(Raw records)
+---+
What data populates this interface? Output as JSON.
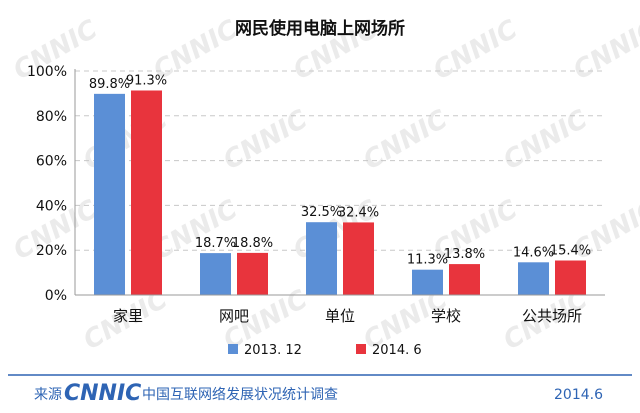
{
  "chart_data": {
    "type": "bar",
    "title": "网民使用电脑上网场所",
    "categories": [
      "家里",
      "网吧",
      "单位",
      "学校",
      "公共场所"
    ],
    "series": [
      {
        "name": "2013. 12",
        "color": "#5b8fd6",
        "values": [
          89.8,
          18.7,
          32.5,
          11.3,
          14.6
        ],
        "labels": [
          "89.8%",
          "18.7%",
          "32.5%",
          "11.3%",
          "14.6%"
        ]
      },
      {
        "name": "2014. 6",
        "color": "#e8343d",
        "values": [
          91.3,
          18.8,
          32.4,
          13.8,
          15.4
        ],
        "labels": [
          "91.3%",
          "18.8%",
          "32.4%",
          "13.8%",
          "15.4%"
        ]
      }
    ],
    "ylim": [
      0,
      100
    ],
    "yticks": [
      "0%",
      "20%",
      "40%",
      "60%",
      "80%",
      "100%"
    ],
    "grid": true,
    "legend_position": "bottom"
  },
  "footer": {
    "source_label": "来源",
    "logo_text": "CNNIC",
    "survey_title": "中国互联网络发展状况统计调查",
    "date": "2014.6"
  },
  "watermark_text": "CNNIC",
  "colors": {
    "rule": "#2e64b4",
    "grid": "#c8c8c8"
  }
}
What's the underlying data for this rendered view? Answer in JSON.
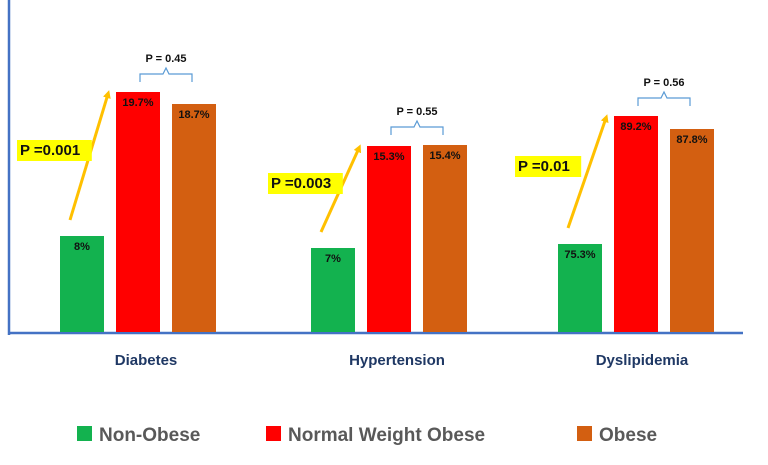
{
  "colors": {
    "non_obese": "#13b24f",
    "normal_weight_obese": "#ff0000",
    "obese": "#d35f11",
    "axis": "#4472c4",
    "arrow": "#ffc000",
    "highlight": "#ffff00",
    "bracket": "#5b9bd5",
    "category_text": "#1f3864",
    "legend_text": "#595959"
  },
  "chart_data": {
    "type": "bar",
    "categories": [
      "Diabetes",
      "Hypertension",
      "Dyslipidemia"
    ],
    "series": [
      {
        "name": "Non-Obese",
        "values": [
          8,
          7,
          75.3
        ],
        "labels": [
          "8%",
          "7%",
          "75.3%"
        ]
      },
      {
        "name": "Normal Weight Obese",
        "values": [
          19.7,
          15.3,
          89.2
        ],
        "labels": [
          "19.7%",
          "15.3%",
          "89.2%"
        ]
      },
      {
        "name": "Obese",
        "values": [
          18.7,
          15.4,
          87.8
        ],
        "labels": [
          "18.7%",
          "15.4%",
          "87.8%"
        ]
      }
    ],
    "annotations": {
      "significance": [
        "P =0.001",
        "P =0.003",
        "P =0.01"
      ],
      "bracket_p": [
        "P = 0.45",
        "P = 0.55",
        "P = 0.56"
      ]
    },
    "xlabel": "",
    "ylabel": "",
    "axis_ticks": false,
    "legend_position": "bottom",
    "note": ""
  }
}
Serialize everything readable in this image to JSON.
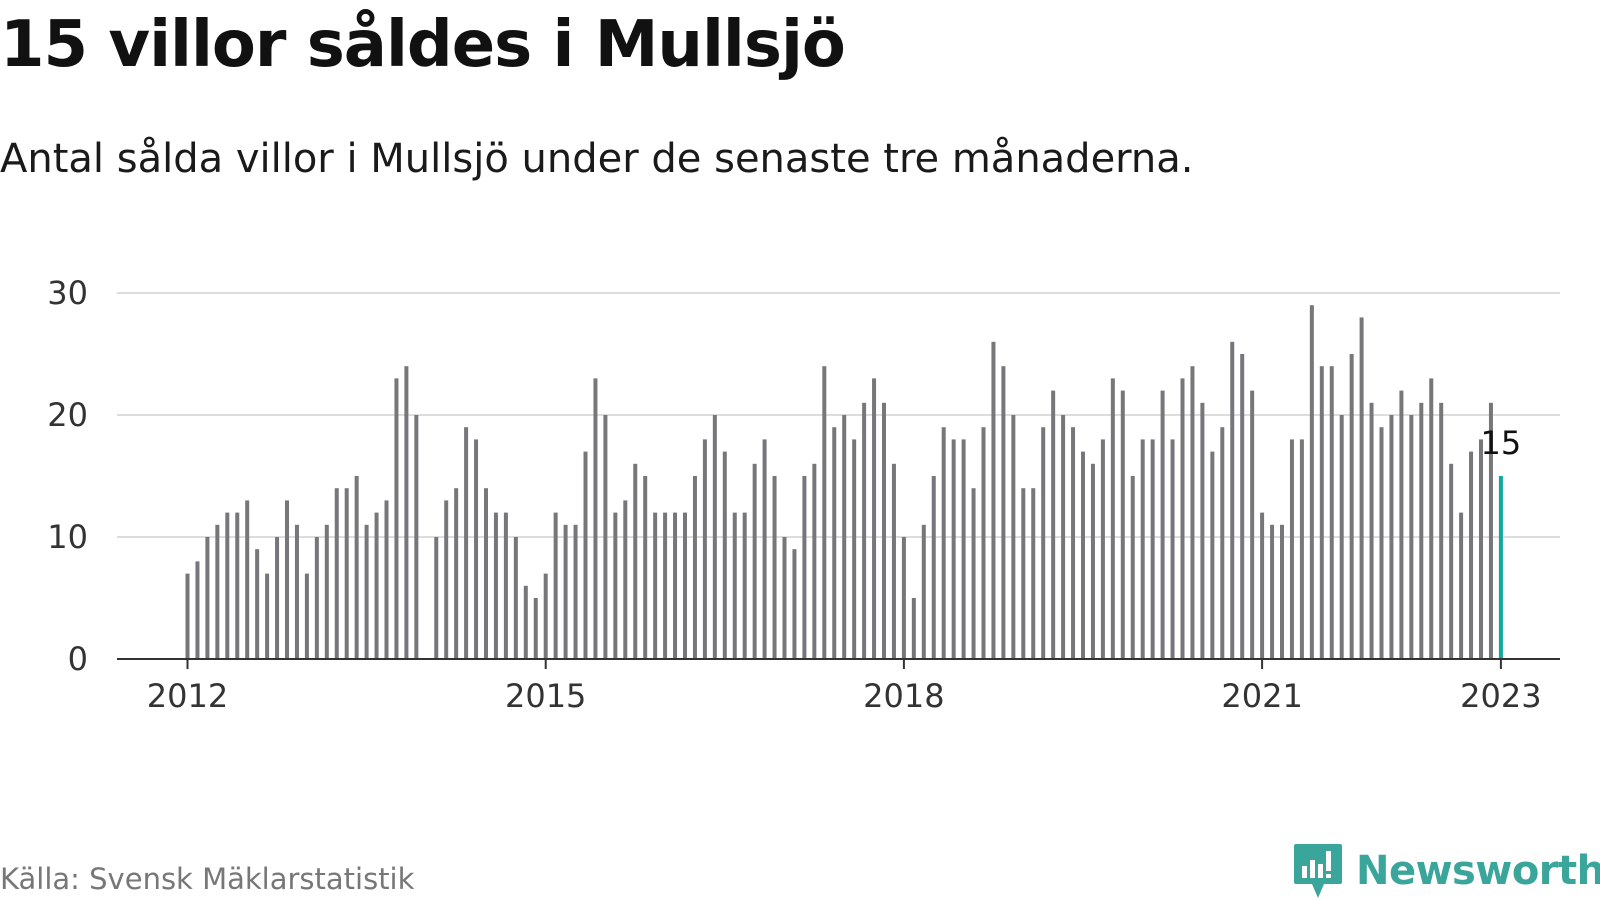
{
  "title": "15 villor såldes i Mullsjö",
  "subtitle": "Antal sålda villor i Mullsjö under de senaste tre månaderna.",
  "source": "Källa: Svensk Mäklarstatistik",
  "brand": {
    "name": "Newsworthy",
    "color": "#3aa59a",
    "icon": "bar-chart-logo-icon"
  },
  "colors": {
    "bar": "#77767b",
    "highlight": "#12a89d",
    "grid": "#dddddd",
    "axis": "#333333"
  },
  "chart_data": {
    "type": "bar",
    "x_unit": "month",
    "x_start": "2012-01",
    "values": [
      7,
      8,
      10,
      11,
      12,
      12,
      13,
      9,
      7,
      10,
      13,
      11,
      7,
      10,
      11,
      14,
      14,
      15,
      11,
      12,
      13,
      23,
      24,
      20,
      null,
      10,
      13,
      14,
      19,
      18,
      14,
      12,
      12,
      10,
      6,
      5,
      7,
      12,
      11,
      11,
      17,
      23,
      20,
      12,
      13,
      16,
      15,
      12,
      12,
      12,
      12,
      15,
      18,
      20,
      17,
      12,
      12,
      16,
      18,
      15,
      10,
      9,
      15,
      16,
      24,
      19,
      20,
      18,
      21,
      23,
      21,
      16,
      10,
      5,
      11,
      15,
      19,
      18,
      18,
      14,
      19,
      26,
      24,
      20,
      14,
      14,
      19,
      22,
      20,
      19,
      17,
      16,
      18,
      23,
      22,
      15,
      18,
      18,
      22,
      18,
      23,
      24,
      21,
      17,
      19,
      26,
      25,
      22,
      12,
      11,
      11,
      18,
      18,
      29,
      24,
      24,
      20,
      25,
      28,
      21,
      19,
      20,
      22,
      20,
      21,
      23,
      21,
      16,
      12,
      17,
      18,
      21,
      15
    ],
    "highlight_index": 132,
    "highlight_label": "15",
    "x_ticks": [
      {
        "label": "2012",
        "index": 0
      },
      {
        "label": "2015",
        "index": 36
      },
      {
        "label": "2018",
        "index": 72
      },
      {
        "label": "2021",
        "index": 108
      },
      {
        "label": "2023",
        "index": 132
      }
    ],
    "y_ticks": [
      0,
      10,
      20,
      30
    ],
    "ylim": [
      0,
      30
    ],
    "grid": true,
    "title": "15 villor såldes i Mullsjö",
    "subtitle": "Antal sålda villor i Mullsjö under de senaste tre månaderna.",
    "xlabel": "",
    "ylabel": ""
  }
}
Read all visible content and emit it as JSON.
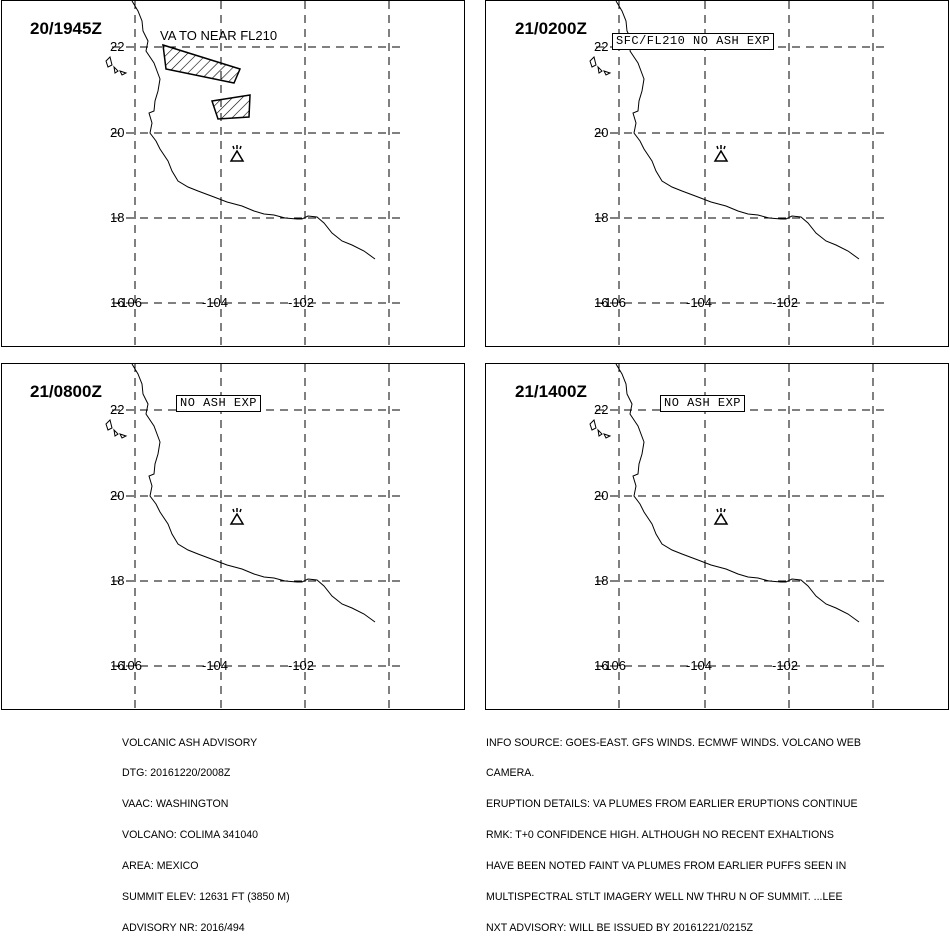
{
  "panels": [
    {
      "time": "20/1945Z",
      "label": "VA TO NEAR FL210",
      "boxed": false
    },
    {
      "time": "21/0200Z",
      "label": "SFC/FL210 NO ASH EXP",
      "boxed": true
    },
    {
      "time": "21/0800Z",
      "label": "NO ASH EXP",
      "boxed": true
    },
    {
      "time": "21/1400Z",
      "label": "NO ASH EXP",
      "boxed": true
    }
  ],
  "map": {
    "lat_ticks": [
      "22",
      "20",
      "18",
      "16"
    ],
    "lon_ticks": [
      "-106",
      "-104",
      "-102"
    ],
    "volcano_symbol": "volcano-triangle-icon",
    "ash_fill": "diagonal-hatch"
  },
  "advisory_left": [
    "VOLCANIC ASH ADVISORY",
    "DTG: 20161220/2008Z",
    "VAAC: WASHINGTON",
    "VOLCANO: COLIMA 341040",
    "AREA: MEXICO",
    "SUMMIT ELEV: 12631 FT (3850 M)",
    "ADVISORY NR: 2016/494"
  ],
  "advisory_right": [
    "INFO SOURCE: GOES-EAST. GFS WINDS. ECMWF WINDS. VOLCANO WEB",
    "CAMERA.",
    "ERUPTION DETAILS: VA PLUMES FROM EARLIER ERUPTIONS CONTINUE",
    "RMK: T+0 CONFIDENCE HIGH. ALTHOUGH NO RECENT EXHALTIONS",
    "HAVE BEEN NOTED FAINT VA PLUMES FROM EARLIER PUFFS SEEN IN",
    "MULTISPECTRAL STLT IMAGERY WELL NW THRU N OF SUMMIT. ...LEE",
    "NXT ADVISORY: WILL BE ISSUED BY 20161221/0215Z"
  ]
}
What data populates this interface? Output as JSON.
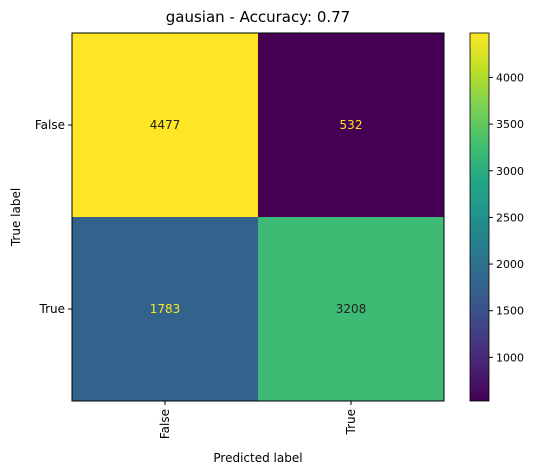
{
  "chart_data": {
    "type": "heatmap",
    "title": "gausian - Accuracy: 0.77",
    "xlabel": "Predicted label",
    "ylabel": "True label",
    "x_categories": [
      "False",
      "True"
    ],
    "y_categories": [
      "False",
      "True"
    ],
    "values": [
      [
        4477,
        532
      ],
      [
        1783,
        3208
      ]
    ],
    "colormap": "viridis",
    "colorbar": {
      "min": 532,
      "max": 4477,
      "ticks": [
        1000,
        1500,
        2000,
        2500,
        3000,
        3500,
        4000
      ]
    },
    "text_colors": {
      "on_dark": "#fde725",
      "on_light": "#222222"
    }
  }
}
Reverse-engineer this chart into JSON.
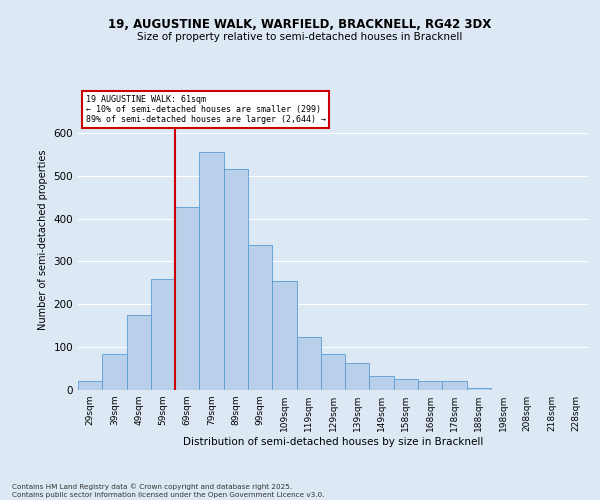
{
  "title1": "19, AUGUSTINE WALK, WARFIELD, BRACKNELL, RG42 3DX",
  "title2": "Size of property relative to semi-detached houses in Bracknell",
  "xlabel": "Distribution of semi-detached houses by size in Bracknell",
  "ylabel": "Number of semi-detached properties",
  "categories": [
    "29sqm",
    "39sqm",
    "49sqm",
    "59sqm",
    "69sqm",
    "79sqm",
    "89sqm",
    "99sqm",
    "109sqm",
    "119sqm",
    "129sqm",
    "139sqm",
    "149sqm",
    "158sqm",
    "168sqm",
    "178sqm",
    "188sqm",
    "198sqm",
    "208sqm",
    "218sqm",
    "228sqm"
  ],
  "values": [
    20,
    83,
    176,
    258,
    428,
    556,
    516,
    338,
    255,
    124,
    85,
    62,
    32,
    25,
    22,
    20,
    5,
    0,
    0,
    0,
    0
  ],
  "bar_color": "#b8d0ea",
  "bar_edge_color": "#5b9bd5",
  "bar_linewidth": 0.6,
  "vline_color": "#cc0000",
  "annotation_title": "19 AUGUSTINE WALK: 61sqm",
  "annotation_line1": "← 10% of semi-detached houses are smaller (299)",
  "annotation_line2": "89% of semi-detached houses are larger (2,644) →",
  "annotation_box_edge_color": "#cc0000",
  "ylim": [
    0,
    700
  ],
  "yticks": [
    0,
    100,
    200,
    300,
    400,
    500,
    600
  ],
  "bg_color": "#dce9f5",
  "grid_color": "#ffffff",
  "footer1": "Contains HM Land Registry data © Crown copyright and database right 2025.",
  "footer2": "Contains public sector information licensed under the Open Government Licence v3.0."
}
+---+
_Instruction:_
Your answer should be a single number: the count of lines holding the word "houses".

_Solution for this task:_
4